Exercise material:

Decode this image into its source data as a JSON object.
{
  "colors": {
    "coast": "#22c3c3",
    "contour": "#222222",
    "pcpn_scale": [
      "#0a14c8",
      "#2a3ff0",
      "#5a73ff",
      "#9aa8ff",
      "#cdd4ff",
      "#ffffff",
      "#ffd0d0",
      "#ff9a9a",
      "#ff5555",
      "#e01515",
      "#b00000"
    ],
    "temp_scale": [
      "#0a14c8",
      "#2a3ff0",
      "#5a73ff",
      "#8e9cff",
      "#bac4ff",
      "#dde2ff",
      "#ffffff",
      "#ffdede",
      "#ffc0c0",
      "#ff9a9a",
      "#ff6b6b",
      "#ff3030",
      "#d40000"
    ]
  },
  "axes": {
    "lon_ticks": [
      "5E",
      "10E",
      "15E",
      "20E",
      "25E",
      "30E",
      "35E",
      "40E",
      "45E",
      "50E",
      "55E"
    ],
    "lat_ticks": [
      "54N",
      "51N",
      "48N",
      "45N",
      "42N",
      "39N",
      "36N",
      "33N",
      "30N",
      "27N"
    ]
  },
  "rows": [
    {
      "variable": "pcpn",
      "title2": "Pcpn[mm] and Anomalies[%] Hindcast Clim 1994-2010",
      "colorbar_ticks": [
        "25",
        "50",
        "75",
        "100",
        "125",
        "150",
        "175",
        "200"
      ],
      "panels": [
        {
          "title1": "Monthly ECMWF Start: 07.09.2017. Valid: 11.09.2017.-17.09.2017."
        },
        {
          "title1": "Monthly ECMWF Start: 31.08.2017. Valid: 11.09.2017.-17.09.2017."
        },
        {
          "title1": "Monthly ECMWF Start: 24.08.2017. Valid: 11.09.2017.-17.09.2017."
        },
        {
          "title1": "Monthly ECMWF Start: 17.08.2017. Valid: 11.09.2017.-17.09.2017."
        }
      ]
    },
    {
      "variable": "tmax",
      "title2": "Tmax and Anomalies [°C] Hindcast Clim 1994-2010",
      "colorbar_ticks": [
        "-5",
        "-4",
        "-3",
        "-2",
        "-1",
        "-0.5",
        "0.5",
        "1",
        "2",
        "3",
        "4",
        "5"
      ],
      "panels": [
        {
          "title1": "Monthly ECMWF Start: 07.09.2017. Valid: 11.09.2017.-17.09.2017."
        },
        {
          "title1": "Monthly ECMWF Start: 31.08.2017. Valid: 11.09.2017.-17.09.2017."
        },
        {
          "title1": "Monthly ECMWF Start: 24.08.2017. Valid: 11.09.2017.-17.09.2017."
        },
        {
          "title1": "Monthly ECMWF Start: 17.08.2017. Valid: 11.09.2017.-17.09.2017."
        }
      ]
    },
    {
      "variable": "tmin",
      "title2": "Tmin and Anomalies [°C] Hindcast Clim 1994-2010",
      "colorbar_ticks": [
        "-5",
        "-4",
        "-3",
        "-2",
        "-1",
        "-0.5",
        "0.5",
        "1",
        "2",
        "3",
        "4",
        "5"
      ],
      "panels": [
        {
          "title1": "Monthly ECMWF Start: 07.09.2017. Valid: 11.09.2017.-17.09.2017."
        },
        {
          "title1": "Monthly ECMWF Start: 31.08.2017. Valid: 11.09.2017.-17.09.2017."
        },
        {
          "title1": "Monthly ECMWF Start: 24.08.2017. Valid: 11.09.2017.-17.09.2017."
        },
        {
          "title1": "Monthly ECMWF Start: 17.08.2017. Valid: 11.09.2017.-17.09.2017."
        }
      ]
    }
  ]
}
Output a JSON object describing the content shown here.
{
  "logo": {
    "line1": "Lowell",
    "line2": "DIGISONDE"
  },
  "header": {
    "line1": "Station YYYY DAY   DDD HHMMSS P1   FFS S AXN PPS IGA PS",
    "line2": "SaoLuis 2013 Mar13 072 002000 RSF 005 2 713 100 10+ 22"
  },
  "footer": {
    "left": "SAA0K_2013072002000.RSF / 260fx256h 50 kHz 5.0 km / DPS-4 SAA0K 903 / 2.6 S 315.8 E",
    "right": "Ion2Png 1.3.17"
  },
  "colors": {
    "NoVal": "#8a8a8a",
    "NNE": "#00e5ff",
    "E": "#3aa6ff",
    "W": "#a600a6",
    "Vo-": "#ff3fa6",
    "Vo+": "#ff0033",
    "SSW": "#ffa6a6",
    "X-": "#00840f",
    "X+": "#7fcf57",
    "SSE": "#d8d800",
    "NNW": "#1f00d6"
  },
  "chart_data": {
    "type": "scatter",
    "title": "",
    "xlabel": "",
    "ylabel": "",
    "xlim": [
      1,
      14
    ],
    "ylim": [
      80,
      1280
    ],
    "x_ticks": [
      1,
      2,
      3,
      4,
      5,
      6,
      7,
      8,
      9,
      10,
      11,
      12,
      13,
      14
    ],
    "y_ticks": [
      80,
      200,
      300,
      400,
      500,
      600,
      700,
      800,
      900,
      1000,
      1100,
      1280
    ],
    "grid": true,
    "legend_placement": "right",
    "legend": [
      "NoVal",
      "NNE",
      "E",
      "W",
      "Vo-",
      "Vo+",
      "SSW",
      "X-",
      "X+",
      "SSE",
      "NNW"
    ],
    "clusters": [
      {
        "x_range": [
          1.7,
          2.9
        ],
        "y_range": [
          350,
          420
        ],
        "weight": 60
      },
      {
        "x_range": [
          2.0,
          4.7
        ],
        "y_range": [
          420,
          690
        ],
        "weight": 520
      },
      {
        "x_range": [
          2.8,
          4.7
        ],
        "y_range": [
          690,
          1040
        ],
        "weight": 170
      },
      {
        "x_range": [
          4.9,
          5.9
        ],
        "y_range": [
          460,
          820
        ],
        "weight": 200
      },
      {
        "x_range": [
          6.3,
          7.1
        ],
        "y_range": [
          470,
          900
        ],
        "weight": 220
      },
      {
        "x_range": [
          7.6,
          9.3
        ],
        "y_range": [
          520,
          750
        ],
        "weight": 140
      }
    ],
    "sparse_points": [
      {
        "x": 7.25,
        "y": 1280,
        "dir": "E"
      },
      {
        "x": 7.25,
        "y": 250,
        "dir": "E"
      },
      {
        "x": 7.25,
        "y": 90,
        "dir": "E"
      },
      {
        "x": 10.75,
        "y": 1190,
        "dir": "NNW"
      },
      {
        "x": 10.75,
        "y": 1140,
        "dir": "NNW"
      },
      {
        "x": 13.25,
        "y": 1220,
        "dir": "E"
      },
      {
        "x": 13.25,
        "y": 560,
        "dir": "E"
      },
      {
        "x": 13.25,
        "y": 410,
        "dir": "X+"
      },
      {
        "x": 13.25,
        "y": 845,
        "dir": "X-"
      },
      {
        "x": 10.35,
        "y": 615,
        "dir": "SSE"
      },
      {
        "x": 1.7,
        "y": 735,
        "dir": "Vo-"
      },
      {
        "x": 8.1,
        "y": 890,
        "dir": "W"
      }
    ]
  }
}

Problem description:
Copy each record from above exactly, and include every line.

Output of the task:
Decode this image into its source data as a JSON object.
{
  "colors": {
    "coast": "#22c3c3",
    "contour": "#222222",
    "pcpn_scale": [
      "#0a14c8",
      "#2a3ff0",
      "#5a73ff",
      "#9aa8ff",
      "#cdd4ff",
      "#ffffff",
      "#ffd0d0",
      "#ff9a9a",
      "#ff5555",
      "#e01515",
      "#b00000"
    ],
    "temp_scale": [
      "#0a14c8",
      "#2a3ff0",
      "#5a73ff",
      "#8e9cff",
      "#bac4ff",
      "#dde2ff",
      "#ffffff",
      "#ffdede",
      "#ffc0c0",
      "#ff9a9a",
      "#ff6b6b",
      "#ff3030",
      "#d40000"
    ]
  },
  "axes": {
    "lon_ticks": [
      "5E",
      "10E",
      "15E",
      "20E",
      "25E",
      "30E",
      "35E",
      "40E",
      "45E",
      "50E",
      "55E"
    ],
    "lat_ticks": [
      "54N",
      "51N",
      "48N",
      "45N",
      "42N",
      "39N",
      "36N",
      "33N",
      "30N",
      "27N"
    ]
  },
  "rows": [
    {
      "variable": "pcpn",
      "title2": "Pcpn[mm] and Anomalies[%] Hindcast Clim 1994-2010",
      "colorbar_ticks": [
        "25",
        "50",
        "75",
        "100",
        "125",
        "150",
        "175",
        "200"
      ],
      "panels": [
        {
          "title1": "Monthly ECMWF Start: 07.09.2017. Valid: 11.09.2017.-17.09.2017."
        },
        {
          "title1": "Monthly ECMWF Start: 31.08.2017. Valid: 11.09.2017.-17.09.2017."
        },
        {
          "title1": "Monthly ECMWF Start: 24.08.2017. Valid: 11.09.2017.-17.09.2017."
        },
        {
          "title1": "Monthly ECMWF Start: 17.08.2017. Valid: 11.09.2017.-17.09.2017."
        }
      ]
    },
    {
      "variable": "tmax",
      "title2": "Tmax and Anomalies [°C] Hindcast Clim 1994-2010",
      "colorbar_ticks": [
        "-5",
        "-4",
        "-3",
        "-2",
        "-1",
        "-0.5",
        "0.5",
        "1",
        "2",
        "3",
        "4",
        "5"
      ],
      "panels": [
        {
          "title1": "Monthly ECMWF Start: 07.09.2017. Valid: 11.09.2017.-17.09.2017."
        },
        {
          "title1": "Monthly ECMWF Start: 31.08.2017. Valid: 11.09.2017.-17.09.2017."
        },
        {
          "title1": "Monthly ECMWF Start: 24.08.2017. Valid: 11.09.2017.-17.09.2017."
        },
        {
          "title1": "Monthly ECMWF Start: 17.08.2017. Valid: 11.09.2017.-17.09.2017."
        }
      ]
    },
    {
      "variable": "tmin",
      "title2": "Tmin and Anomalies [°C] Hindcast Clim 1994-2010",
      "colorbar_ticks": [
        "-5",
        "-4",
        "-3",
        "-2",
        "-1",
        "-0.5",
        "0.5",
        "1",
        "2",
        "3",
        "4",
        "5"
      ],
      "panels": [
        {
          "title1": "Monthly ECMWF Start: 07.09.2017. Valid: 11.09.2017.-17.09.2017."
        },
        {
          "title1": "Monthly ECMWF Start: 31.08.2017. Valid: 11.09.2017.-17.09.2017."
        },
        {
          "title1": "Monthly ECMWF Start: 24.08.2017. Valid: 11.09.2017.-17.09.2017."
        },
        {
          "title1": "Monthly ECMWF Start: 17.08.2017. Valid: 11.09.2017.-17.09.2017."
        }
      ]
    }
  ]
}
Output a JSON object describing the content shown here.
{
  "logo": {
    "line1": "Lowell",
    "line2": "DIGISONDE"
  },
  "header": {
    "line1": "Station YYYY DAY   DDD HHMMSS P1   FFS S AXN PPS IGA PS",
    "line2": "SaoLuis 2013 Mar13 072 002000 RSF 005 2 713 100 10+ 22"
  },
  "footer": {
    "left": "SAA0K_2013072002000.RSF / 260fx256h 50 kHz 5.0 km / DPS-4 SAA0K 903 / 2.6 S 315.8 E",
    "right": "Ion2Png 1.3.17"
  },
  "colors": {
    "NoVal": "#8a8a8a",
    "NNE": "#00e5ff",
    "E": "#3aa6ff",
    "W": "#a600a6",
    "Vo-": "#ff3fa6",
    "Vo+": "#ff0033",
    "SSW": "#ffa6a6",
    "X-": "#00840f",
    "X+": "#7fcf57",
    "SSE": "#d8d800",
    "NNW": "#1f00d6"
  },
  "chart_data": {
    "type": "scatter",
    "title": "",
    "xlabel": "",
    "ylabel": "",
    "xlim": [
      1,
      14
    ],
    "ylim": [
      80,
      1280
    ],
    "x_ticks": [
      1,
      2,
      3,
      4,
      5,
      6,
      7,
      8,
      9,
      10,
      11,
      12,
      13,
      14
    ],
    "y_ticks": [
      80,
      200,
      300,
      400,
      500,
      600,
      700,
      800,
      900,
      1000,
      1100,
      1280
    ],
    "grid": true,
    "legend_placement": "right",
    "legend": [
      "NoVal",
      "NNE",
      "E",
      "W",
      "Vo-",
      "Vo+",
      "SSW",
      "X-",
      "X+",
      "SSE",
      "NNW"
    ],
    "clusters": [
      {
        "x_range": [
          1.7,
          2.9
        ],
        "y_range": [
          350,
          420
        ],
        "weight": 60
      },
      {
        "x_range": [
          2.0,
          4.7
        ],
        "y_range": [
          420,
          690
        ],
        "weight": 520
      },
      {
        "x_range": [
          2.8,
          4.7
        ],
        "y_range": [
          690,
          1040
        ],
        "weight": 170
      },
      {
        "x_range": [
          4.9,
          5.9
        ],
        "y_range": [
          460,
          820
        ],
        "weight": 200
      },
      {
        "x_range": [
          6.3,
          7.1
        ],
        "y_range": [
          470,
          900
        ],
        "weight": 220
      },
      {
        "x_range": [
          7.6,
          9.3
        ],
        "y_range": [
          520,
          750
        ],
        "weight": 140
      }
    ],
    "sparse_points": [
      {
        "x": 7.25,
        "y": 1280,
        "dir": "E"
      },
      {
        "x": 7.25,
        "y": 250,
        "dir": "E"
      },
      {
        "x": 7.25,
        "y": 90,
        "dir": "E"
      },
      {
        "x": 10.75,
        "y": 1190,
        "dir": "NNW"
      },
      {
        "x": 10.75,
        "y": 1140,
        "dir": "NNW"
      },
      {
        "x": 13.25,
        "y": 1220,
        "dir": "E"
      },
      {
        "x": 13.25,
        "y": 560,
        "dir": "E"
      },
      {
        "x": 13.25,
        "y": 410,
        "dir": "X+"
      },
      {
        "x": 13.25,
        "y": 845,
        "dir": "X-"
      },
      {
        "x": 10.35,
        "y": 615,
        "dir": "SSE"
      },
      {
        "x": 1.7,
        "y": 735,
        "dir": "Vo-"
      },
      {
        "x": 8.1,
        "y": 890,
        "dir": "W"
      }
    ]
  }
}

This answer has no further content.